Exercise aim
Check each line of the records below and collect those that include the word "Hardrock".

Stored records

· · · · ·

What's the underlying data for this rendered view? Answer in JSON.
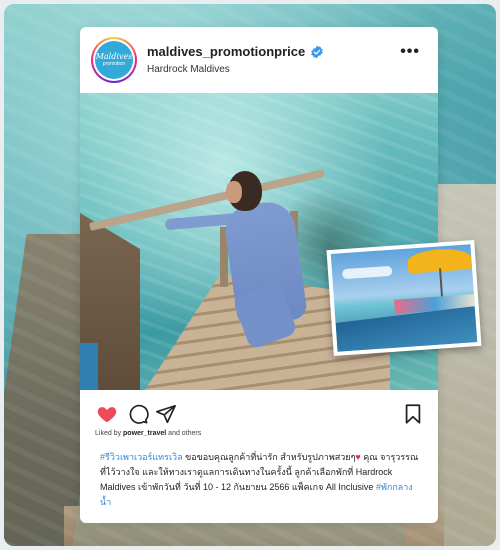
{
  "post": {
    "username": "maldives_promotionprice",
    "location": "Hardrock Maldives",
    "avatar_line1": "Maldives",
    "avatar_line2": "promotion",
    "more_label": "•••",
    "liked_by_prefix": "Liked by",
    "liked_by_user": "power_travel",
    "liked_by_suffix": "and others",
    "caption_hashtag1": "#รีวิวเพาเวอร์แทรเวิล",
    "caption_part1": " ขอขอบคุณลูกค้าที่น่ารัก สำหรับรูปภาพสวยๆ",
    "caption_heart": "♥",
    "caption_part2": " คุณ จารุวรรณ ที่ไว้วางใจ และให้ทางเราดูแลการเดินทางในครั้งนี้ ลูกค้าเลือกพักที่ Hardrock Maldives เข้าพักวันที่ วันที่ 10 - 12 กันยายน 2566 แพ็คเกจ All Inclusive ",
    "caption_hashtag2": "#พักกลางน้ำ"
  },
  "colors": {
    "like_red": "#ed4956",
    "hashtag_blue": "#2e86de",
    "verified_blue": "#3897f0"
  },
  "icons": {
    "like": "heart-icon",
    "comment": "comment-icon",
    "share": "paper-plane-icon",
    "save": "bookmark-icon",
    "verified": "verified-badge-icon",
    "more": "more-icon"
  }
}
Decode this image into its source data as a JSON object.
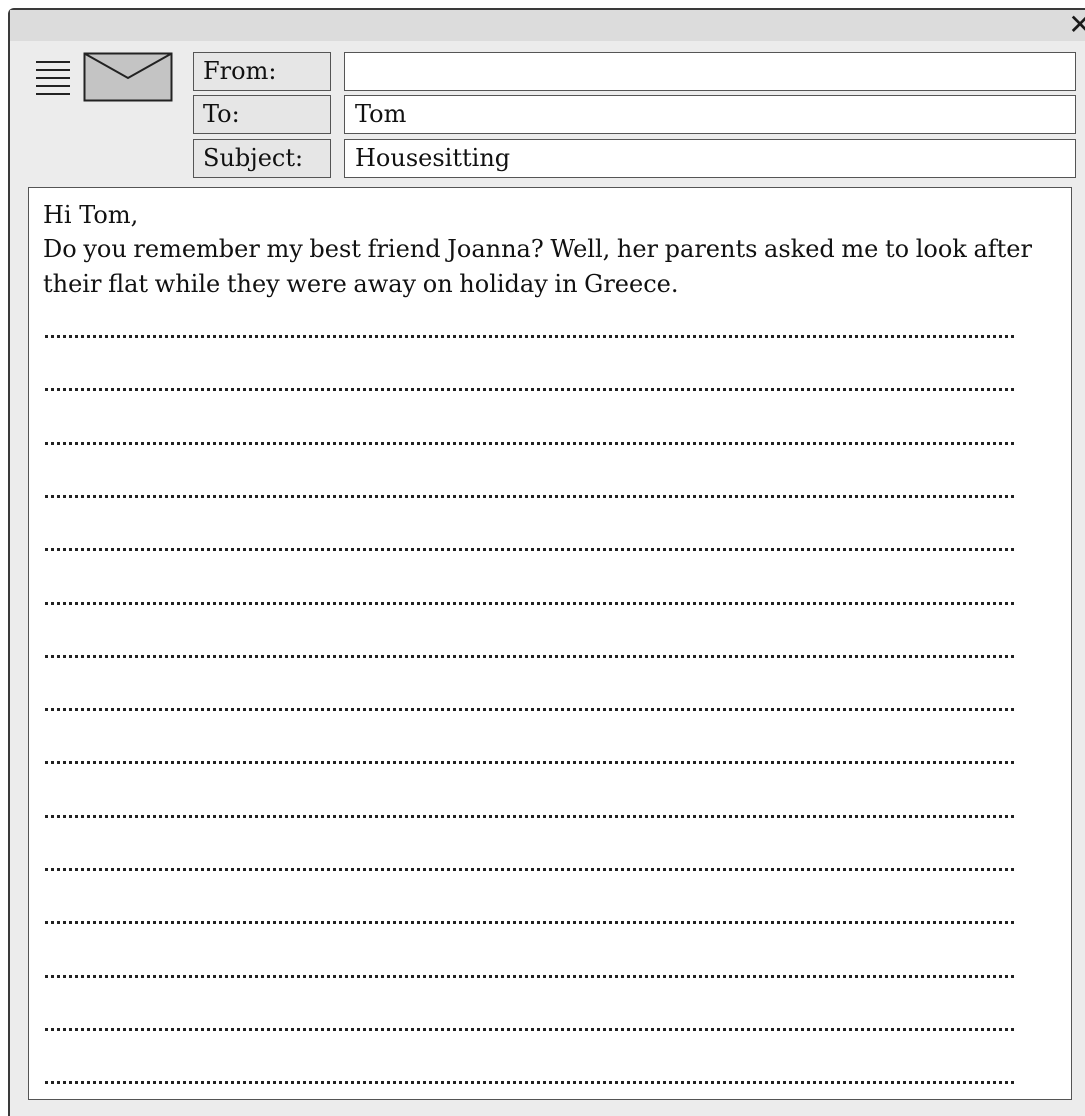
{
  "window": {
    "close_glyph": "✕"
  },
  "icons": {
    "menu": "menu-icon",
    "envelope": "envelope-icon",
    "close": "close-icon"
  },
  "header": {
    "from_label": "From:",
    "from_value": "",
    "to_label": "To:",
    "to_value": "Tom",
    "subject_label": "Subject:",
    "subject_value": "Housesitting"
  },
  "body": {
    "greeting": "Hi Tom,",
    "text": "Do you remember my best friend Joanna? Well, her parents asked me to look after their flat while they were away on holiday in Greece.",
    "answer_lines": 15
  },
  "colors": {
    "window_background": "#ececec",
    "titlebar": "#dcdcdc",
    "label_background": "#e6e6e6",
    "envelope_fill": "#c4c4c4"
  }
}
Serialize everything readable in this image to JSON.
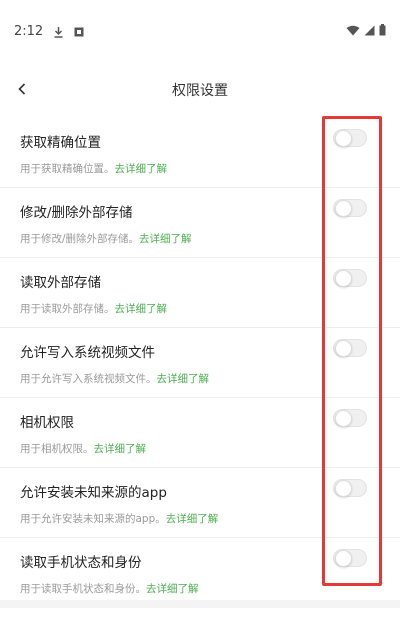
{
  "status_bar": {
    "time": "2:12",
    "icons": [
      "download-icon",
      "record-icon",
      "wifi-icon",
      "signal-icon",
      "battery-icon"
    ]
  },
  "header": {
    "title": "权限设置",
    "back_icon": "chevron-left-icon"
  },
  "permissions": [
    {
      "title": "获取精确位置",
      "desc": "用于获取精确位置。",
      "link": "去详细了解",
      "enabled": false
    },
    {
      "title": "修改/删除外部存储",
      "desc": "用于修改/删除外部存储。",
      "link": "去详细了解",
      "enabled": false
    },
    {
      "title": "读取外部存储",
      "desc": "用于读取外部存储。",
      "link": "去详细了解",
      "enabled": false
    },
    {
      "title": "允许写入系统视频文件",
      "desc": "用于允许写入系统视频文件。",
      "link": "去详细了解",
      "enabled": false
    },
    {
      "title": "相机权限",
      "desc": "用于相机权限。",
      "link": "去详细了解",
      "enabled": false
    },
    {
      "title": "允许安装未知来源的app",
      "desc": "用于允许安装未知来源的app。",
      "link": "去详细了解",
      "enabled": false
    },
    {
      "title": "读取手机状态和身份",
      "desc": "用于读取手机状态和身份。",
      "link": "去详细了解",
      "enabled": false
    }
  ],
  "colors": {
    "link": "#4caf50",
    "highlight_border": "#e53935",
    "toggle_off": "#f0f0f0"
  }
}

· · · · ·

Exercise answer
    "location": "Hardrock Maldives",
    "caption_part2": " คุณ จารุวรรณ ที่ไว้วางใจ และให้ทางเราดูแลการเดินทางในครั้งนี้ ลูกค้าเลือกพักที่ Hardrock Maldives เข้าพักวันที่ วันที่ 10 - 12 กันยายน 2566 แพ็คเกจ All Inclusive ",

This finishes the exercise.